▶ [Written instruction]: Which lines in the records below contain the word "Tourism"? Copy each one out.

▶ [Record extracts]:
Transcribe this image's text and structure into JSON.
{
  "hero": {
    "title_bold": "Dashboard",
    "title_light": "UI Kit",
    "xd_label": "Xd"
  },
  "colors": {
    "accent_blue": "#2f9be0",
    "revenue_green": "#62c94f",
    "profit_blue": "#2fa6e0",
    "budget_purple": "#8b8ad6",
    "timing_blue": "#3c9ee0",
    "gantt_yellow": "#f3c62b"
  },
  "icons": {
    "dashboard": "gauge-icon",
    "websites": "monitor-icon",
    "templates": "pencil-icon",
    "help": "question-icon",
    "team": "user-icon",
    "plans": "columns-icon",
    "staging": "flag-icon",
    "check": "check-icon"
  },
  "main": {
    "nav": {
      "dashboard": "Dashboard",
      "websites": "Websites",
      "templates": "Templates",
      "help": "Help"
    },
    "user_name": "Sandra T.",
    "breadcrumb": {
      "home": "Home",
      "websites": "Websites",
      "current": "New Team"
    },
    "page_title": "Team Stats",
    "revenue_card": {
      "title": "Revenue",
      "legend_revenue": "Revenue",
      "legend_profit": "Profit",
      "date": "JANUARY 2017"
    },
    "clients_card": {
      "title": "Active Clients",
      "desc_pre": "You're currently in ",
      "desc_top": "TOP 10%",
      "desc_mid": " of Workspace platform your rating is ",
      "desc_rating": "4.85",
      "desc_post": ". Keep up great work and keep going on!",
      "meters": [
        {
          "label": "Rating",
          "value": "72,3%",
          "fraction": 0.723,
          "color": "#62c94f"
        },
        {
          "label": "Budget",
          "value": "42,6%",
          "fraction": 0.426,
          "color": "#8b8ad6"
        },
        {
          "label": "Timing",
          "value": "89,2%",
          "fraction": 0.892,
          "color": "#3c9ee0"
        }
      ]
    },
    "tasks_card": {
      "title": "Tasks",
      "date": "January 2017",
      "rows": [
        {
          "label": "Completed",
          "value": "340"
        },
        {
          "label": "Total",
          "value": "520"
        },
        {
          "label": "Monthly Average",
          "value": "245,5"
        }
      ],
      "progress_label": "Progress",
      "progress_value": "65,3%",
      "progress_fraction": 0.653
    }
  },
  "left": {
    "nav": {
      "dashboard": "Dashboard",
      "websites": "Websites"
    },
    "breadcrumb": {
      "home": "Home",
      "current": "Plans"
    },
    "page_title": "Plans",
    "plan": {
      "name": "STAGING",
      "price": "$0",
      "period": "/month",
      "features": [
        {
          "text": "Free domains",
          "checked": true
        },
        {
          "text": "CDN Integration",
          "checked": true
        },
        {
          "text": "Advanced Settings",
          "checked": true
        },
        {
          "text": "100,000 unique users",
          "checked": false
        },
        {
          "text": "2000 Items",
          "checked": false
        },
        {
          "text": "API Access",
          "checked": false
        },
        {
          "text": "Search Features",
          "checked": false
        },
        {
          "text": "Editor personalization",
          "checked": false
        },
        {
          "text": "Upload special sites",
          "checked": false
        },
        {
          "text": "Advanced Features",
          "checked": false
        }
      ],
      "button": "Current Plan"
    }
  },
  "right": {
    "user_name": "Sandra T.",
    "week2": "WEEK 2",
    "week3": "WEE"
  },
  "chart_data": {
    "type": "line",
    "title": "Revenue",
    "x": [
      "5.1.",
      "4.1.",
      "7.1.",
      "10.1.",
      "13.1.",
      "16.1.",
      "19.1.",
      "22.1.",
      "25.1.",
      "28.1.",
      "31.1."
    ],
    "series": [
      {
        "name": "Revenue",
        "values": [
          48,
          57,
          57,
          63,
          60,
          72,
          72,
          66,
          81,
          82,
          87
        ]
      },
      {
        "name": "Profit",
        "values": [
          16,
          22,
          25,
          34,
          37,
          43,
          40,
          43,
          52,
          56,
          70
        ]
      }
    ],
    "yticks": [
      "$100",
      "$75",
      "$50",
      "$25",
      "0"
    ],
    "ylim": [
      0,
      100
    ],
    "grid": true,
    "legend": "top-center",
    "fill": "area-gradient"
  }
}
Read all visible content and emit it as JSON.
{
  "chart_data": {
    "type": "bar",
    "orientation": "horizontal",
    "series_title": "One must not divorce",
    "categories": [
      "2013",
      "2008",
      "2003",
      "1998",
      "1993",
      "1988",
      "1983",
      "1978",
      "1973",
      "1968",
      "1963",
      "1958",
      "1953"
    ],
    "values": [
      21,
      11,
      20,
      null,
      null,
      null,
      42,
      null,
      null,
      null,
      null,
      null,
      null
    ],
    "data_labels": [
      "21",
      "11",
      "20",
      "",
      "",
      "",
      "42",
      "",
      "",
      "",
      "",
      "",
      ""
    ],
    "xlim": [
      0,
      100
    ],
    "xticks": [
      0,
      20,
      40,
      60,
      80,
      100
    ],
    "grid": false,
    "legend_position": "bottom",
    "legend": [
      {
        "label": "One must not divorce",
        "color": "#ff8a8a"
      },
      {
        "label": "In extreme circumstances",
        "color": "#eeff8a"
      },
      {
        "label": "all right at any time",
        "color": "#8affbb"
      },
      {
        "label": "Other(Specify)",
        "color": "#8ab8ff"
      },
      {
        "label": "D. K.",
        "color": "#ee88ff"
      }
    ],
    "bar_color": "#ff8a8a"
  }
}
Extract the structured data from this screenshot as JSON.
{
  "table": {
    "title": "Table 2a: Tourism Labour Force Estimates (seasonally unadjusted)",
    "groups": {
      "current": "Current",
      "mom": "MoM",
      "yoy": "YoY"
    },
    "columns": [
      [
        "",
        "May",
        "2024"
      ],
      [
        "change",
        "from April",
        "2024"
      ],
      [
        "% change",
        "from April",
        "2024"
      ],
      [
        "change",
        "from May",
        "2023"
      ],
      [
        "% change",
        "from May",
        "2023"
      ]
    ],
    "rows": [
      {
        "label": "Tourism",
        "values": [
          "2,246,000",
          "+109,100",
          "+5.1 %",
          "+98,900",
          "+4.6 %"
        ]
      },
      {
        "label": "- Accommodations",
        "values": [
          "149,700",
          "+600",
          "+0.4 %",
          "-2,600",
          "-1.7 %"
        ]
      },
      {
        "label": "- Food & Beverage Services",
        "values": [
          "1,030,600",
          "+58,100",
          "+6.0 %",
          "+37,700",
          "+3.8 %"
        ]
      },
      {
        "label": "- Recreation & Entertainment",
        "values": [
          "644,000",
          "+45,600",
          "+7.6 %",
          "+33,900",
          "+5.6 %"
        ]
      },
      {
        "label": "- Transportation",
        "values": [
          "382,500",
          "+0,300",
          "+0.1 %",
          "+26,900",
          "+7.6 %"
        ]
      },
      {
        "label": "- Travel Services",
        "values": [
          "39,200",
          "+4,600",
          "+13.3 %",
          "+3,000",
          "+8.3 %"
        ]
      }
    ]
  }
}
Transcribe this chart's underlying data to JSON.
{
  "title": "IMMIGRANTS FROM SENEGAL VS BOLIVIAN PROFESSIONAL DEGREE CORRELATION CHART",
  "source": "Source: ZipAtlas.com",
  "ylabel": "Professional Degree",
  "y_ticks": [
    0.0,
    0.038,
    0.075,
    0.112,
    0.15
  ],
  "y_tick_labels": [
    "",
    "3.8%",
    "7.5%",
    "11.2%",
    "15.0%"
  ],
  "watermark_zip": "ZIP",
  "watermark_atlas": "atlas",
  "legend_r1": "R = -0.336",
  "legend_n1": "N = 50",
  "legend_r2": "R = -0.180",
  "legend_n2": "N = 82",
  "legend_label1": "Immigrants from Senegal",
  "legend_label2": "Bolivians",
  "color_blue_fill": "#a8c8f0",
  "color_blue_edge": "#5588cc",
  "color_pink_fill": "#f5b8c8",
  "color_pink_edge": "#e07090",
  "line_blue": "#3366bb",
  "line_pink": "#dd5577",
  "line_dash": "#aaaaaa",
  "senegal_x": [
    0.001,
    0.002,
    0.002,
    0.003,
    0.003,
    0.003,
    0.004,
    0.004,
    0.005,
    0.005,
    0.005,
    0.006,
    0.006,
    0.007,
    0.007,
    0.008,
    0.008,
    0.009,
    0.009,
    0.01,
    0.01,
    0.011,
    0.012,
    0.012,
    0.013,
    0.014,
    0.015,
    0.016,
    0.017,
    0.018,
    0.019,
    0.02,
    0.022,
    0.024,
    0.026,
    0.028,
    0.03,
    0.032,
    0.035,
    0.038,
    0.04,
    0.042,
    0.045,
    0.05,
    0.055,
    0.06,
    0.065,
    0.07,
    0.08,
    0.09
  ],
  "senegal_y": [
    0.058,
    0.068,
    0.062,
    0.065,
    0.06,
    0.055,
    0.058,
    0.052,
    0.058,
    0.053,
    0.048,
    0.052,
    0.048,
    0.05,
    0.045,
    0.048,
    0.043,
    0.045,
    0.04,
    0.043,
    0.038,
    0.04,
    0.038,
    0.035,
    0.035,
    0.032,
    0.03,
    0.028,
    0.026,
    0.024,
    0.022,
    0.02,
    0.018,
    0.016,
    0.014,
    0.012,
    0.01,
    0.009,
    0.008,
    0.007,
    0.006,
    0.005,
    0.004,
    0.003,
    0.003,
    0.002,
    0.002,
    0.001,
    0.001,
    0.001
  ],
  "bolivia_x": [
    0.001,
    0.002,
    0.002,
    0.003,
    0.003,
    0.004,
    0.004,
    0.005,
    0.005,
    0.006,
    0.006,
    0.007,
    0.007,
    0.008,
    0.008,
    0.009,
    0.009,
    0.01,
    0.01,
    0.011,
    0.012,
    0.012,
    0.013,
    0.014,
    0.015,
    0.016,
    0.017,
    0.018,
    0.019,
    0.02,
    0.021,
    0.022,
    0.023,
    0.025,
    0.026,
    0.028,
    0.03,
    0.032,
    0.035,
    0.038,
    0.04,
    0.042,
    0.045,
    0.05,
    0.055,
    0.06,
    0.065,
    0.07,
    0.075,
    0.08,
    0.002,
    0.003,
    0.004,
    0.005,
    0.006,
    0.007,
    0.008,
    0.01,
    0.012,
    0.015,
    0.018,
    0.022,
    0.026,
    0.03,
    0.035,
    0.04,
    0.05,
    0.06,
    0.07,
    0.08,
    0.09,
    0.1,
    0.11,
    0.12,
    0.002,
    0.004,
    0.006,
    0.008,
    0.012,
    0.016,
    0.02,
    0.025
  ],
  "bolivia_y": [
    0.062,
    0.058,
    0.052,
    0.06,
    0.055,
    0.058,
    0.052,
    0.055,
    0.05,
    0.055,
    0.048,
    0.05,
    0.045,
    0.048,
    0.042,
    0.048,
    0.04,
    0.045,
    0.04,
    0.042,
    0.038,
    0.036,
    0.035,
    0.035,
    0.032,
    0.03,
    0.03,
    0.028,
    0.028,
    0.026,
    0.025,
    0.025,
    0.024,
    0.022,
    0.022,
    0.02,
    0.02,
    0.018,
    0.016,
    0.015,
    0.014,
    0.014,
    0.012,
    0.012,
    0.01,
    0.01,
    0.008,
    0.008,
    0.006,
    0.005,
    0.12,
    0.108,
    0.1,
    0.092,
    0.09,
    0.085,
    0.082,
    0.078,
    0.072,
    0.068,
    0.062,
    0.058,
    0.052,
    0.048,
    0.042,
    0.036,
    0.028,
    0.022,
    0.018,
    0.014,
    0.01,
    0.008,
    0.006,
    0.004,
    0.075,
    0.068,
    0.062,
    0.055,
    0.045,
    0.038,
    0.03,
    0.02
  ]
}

▶ [Response]:
    "title": "Table 2a: Tourism Labour Force Estimates (seasonally unadjusted)",
        "label": "Tourism",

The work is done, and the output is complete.